A truncated logarithmic normal distribution is described using three parameters: the mean (µ), standard deviation (σ), and truncated point (t). Then, the rate of the crushed fragments in mass, of which particle sizes were between j and k, from larger particles with sieve size class t (R_cf(µ, σ, t, j, k)) was found:

$$R_{cf}\left(\mu ,\sigma ,t,j,k\right)=\frac{{\int }_{\log k}^{\log j}\frac{1}{\sqrt{2\pi }\log \sigma }{e}^{-\frac{{\left(x-\log \mu \right)}^2}{2{(\log \sigma )}^2}}dx}{{\int }_{-\infty }^{\log t}\frac{1}{\sqrt{2\pi }\log \sigma }{e}^{-\frac{{\left(x-\log \mu \right)}^2}{2{(\log \sigma )}^2}}dx}.$$

(2)

Model parameters for crushing were crushing rates (R_cf), µ, σ, and t. For the truncated logarithmic normal distribution, we used arbitrary parameter values; i.e., a half-logarithmic normal distribution with a mean of the crushed particle diameter (µ = t) and a standard deviation of 10.0 mm. Then, the denominator in Equation (2) became 0.5. This truncated logarithmic normal distribution was used for the crushed fragment size distribution and applied to all particle size diameters. This assumed all the aggregate material had the same properties, since it was from the same quarry. Based on these assumptions, crushing changed the PSD from the quarry to a finer PSD (Figure 3A). Details on modeling the 22% crushing are shown in Table S1. When crushing occurred, the portions of small-size particles (≤2.38 mm) increased, but most of the changes in PSD occurred in the medium-size particles (2.38 to 12.7 mm), causing the PSD curve to shift toward the upper right-hand corner (Table 1; Figure 3A). Since stress on the road aggregate is from vehicle tires, crushing is more likely to occur first within the tire track on the surface, than down in the aggregate (Table 1).

## WHAT IS BEING ASKED
From the text on aggregate crushing, list every model parameter for crushing that it names.

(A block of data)

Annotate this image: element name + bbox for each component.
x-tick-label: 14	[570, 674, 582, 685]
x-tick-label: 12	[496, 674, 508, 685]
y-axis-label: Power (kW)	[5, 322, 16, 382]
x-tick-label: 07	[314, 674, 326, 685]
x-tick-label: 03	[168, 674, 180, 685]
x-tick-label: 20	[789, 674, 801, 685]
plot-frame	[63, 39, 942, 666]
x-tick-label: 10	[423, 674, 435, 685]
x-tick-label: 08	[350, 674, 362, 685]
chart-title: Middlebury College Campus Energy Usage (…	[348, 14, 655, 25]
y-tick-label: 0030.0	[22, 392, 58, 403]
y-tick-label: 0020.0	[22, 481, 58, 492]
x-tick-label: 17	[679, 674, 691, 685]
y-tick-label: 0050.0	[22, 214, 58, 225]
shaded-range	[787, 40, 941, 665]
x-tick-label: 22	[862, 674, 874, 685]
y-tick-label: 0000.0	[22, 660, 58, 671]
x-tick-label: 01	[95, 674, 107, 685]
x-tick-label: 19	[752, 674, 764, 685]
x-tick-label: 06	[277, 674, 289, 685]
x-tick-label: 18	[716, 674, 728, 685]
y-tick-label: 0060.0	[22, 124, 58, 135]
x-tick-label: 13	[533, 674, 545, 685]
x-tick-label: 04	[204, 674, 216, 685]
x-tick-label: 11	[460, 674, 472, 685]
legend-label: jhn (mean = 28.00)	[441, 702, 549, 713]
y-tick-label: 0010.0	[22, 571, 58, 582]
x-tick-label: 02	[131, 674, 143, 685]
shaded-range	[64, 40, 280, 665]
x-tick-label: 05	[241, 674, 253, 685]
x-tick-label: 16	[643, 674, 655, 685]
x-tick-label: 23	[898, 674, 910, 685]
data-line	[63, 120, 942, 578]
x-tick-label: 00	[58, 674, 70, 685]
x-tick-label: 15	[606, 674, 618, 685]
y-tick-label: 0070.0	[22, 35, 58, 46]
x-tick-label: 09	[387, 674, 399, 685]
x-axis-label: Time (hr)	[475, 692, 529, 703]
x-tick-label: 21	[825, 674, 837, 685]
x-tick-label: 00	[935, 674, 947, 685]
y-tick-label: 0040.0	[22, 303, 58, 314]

...

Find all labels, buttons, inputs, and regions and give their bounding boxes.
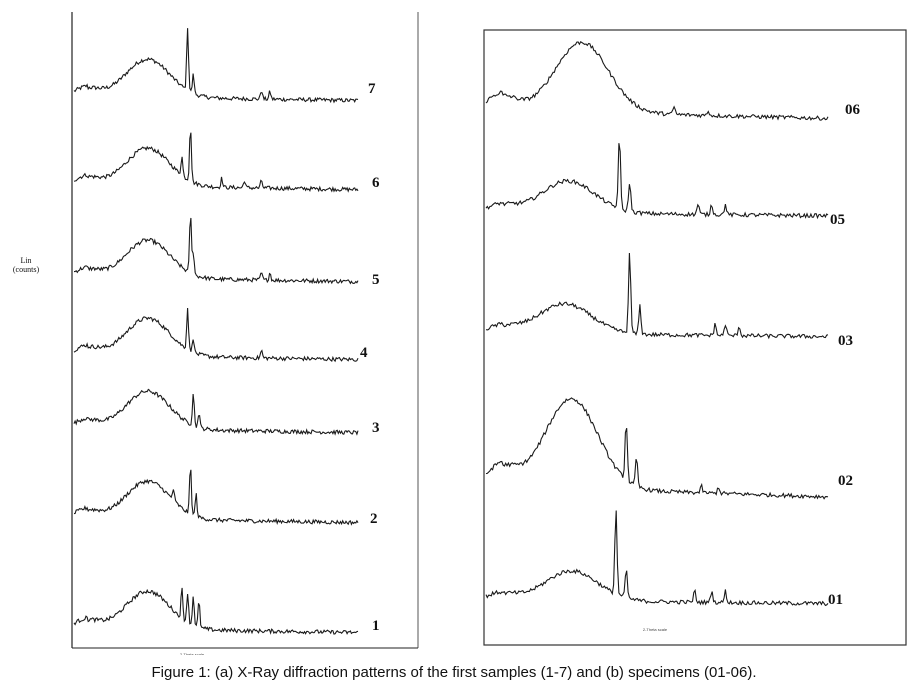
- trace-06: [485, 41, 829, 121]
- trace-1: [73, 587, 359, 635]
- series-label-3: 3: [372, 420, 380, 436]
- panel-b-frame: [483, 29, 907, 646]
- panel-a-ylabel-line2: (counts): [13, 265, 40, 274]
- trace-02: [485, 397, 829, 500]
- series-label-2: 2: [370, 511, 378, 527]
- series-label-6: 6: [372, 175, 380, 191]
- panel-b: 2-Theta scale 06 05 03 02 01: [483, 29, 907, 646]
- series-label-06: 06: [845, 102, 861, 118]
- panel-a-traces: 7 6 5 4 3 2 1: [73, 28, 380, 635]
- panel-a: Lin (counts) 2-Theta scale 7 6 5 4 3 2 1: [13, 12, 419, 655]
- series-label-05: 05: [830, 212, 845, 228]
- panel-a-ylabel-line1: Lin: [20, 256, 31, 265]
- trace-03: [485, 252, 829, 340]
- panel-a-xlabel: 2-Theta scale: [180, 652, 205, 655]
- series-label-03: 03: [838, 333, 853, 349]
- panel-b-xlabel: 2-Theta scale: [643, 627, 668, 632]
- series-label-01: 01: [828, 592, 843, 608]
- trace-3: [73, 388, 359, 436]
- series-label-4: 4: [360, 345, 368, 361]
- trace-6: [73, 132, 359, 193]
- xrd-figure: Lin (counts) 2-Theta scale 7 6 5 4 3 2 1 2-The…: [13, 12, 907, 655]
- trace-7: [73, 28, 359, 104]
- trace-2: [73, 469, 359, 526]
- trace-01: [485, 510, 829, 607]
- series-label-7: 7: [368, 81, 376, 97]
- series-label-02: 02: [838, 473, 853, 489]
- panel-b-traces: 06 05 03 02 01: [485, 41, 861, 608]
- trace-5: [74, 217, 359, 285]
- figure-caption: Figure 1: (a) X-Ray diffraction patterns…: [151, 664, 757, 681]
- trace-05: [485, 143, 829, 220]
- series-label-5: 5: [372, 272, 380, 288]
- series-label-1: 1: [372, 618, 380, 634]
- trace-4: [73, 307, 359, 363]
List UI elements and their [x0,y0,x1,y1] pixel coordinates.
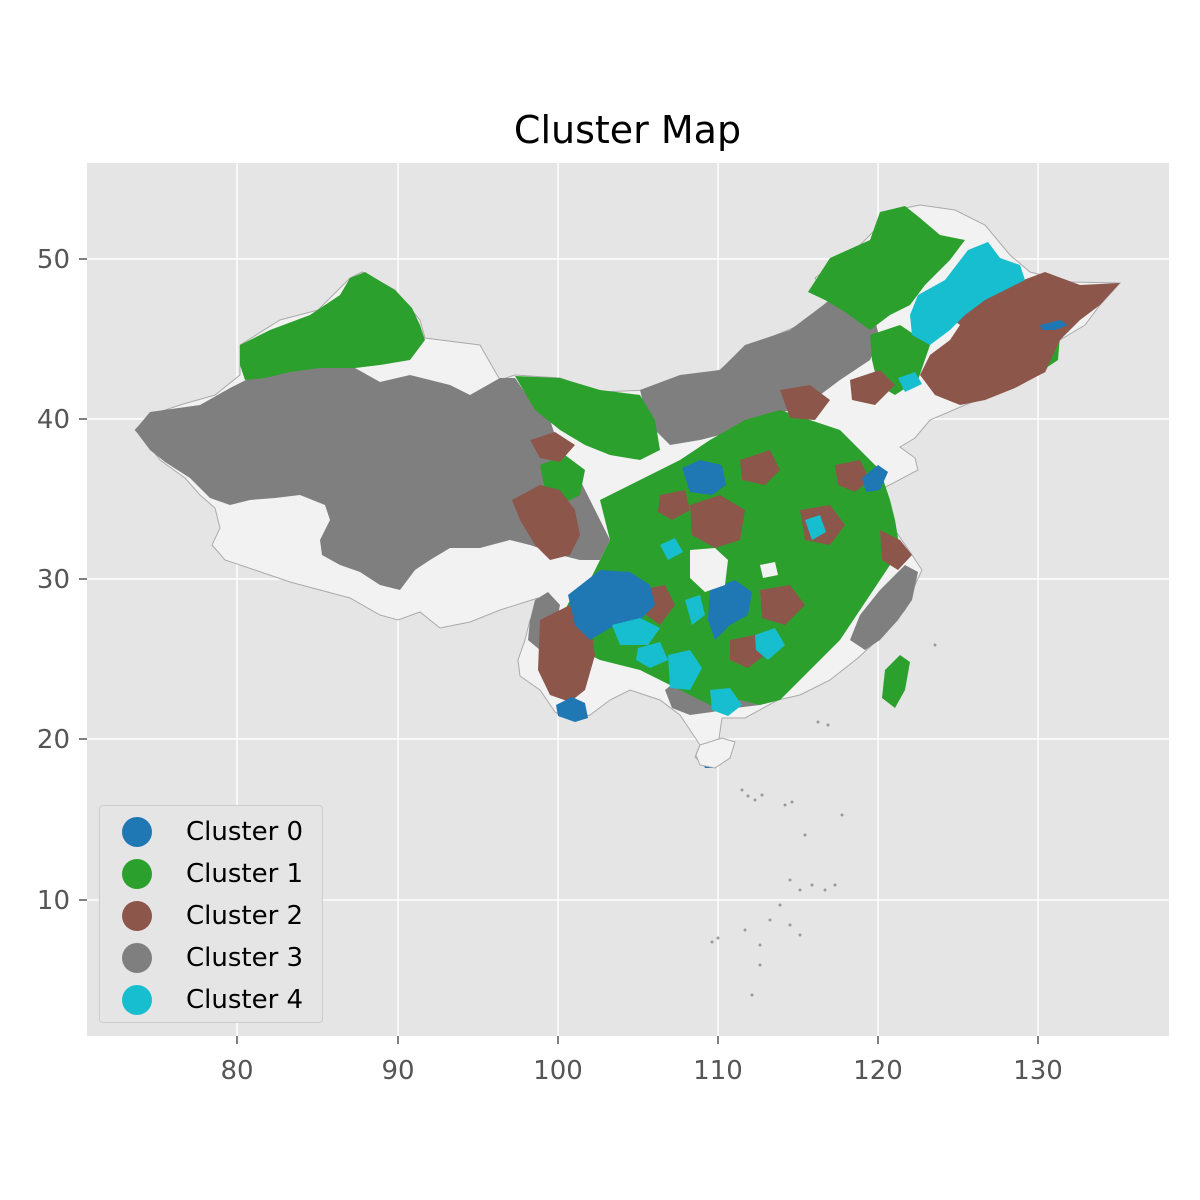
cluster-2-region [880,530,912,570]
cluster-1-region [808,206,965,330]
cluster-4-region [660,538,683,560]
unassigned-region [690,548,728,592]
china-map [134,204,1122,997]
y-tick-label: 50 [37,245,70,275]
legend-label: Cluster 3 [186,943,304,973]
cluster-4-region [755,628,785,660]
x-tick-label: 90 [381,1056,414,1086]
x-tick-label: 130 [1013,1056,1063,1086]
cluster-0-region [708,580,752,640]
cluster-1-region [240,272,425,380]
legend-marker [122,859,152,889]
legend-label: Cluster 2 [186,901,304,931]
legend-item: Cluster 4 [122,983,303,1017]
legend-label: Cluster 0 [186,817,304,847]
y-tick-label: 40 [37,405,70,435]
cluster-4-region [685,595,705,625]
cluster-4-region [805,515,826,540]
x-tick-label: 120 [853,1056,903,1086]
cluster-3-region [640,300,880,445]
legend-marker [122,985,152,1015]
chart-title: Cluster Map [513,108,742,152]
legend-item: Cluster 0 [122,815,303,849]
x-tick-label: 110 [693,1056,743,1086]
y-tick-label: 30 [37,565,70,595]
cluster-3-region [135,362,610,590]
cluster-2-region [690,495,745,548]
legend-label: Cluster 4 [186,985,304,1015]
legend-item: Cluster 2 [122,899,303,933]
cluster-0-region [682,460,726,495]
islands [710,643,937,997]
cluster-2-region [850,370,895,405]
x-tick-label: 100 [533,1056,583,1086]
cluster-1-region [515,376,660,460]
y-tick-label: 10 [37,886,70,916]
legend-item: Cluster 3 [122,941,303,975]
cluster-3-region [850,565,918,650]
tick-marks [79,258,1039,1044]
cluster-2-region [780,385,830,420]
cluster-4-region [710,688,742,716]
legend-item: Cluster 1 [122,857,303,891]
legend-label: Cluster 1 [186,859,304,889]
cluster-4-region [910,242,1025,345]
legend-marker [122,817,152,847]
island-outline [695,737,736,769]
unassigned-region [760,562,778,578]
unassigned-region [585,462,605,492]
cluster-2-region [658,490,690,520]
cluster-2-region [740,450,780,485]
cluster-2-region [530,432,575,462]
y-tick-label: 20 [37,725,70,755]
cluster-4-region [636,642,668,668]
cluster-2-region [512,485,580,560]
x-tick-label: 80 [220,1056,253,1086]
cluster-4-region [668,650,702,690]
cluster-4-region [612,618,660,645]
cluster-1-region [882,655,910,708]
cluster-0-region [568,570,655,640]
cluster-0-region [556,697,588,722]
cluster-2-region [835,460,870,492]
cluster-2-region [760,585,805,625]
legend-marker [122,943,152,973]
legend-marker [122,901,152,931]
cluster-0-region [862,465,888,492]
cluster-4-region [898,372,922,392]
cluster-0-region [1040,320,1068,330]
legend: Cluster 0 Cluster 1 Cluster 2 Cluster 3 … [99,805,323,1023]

==

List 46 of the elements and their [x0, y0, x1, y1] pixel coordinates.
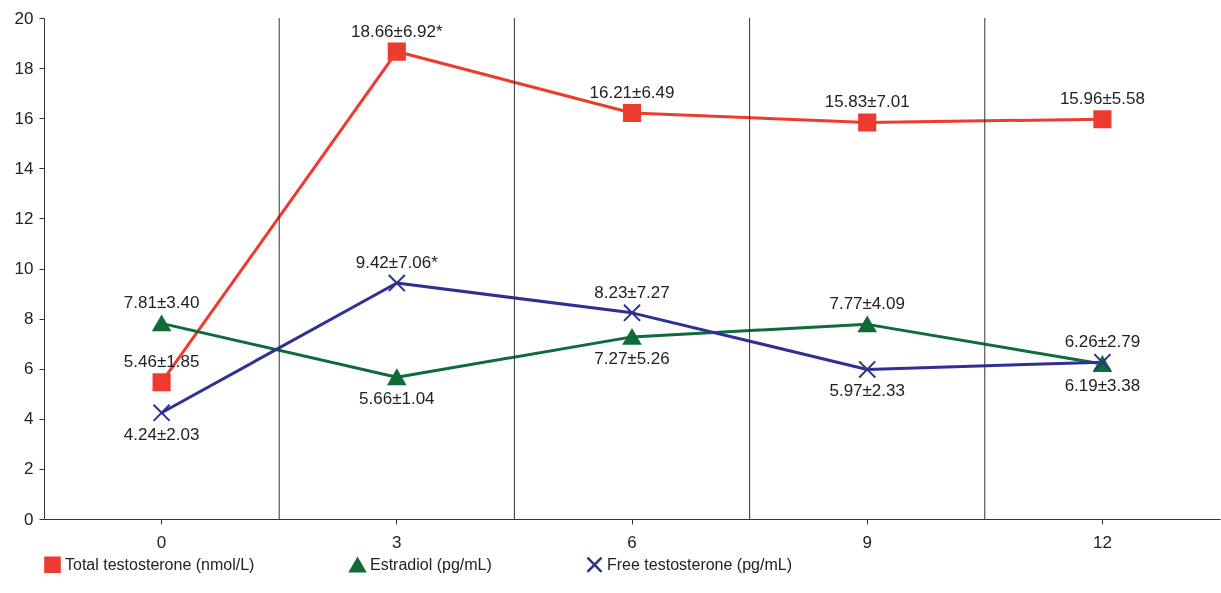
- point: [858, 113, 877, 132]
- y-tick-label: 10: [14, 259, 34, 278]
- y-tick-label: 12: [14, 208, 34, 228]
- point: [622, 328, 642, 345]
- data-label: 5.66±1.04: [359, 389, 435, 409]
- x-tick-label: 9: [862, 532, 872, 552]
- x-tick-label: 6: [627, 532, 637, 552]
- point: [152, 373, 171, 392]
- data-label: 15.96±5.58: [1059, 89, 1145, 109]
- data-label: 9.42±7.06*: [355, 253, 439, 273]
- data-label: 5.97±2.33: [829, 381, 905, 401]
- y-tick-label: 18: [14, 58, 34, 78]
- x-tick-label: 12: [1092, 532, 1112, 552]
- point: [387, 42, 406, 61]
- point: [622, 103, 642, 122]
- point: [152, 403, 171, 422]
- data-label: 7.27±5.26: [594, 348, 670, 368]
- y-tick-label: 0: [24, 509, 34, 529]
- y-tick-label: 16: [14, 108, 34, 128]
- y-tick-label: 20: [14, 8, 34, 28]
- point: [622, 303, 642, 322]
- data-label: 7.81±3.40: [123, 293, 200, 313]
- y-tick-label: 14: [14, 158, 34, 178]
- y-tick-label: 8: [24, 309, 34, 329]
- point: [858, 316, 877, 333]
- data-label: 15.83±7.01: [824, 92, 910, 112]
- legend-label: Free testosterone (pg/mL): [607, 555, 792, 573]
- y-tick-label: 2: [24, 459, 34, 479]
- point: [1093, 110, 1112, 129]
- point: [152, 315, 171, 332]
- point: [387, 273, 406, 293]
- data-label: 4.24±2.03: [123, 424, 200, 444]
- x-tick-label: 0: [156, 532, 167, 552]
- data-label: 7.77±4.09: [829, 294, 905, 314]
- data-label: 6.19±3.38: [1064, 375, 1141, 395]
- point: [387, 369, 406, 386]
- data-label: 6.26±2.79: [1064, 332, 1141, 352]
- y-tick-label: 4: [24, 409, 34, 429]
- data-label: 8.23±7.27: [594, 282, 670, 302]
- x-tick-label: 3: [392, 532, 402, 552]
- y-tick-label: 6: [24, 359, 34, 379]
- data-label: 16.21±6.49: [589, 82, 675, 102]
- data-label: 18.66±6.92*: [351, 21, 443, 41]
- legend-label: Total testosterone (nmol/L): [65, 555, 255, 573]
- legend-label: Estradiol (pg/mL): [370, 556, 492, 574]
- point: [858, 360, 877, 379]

## WORKED ANSWER
Crushing rates (R_cf), µ (mean), σ (standard deviation), and t (truncated point)